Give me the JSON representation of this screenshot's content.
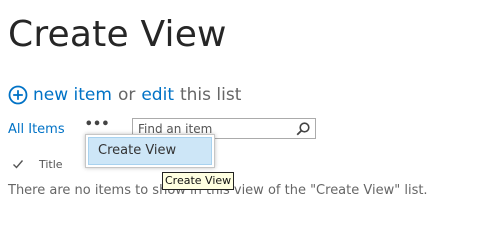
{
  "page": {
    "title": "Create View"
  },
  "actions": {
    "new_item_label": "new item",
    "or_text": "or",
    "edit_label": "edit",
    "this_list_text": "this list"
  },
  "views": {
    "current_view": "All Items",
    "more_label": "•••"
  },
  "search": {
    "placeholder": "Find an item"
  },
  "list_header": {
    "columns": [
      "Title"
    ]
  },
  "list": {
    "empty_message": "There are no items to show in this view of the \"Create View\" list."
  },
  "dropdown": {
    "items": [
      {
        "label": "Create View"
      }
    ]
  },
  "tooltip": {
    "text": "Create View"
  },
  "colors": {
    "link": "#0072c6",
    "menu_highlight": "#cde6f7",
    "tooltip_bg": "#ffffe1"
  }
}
========
[What you should do] Make an exact copy of all entries above, dropping the images.

[Result of this exercise]
Give me the JSON representation of this screenshot's content.
{
  "page": {
    "title": "Create View"
  },
  "actions": {
    "new_item_label": "new item",
    "or_text": "or",
    "edit_label": "edit",
    "this_list_text": "this list"
  },
  "views": {
    "current_view": "All Items",
    "more_label": "•••"
  },
  "search": {
    "placeholder": "Find an item"
  },
  "list_header": {
    "columns": [
      "Title"
    ]
  },
  "list": {
    "empty_message": "There are no items to show in this view of the \"Create View\" list."
  },
  "dropdown": {
    "items": [
      {
        "label": "Create View"
      }
    ]
  },
  "tooltip": {
    "text": "Create View"
  },
  "colors": {
    "link": "#0072c6",
    "menu_highlight": "#cde6f7",
    "tooltip_bg": "#ffffe1"
  }
}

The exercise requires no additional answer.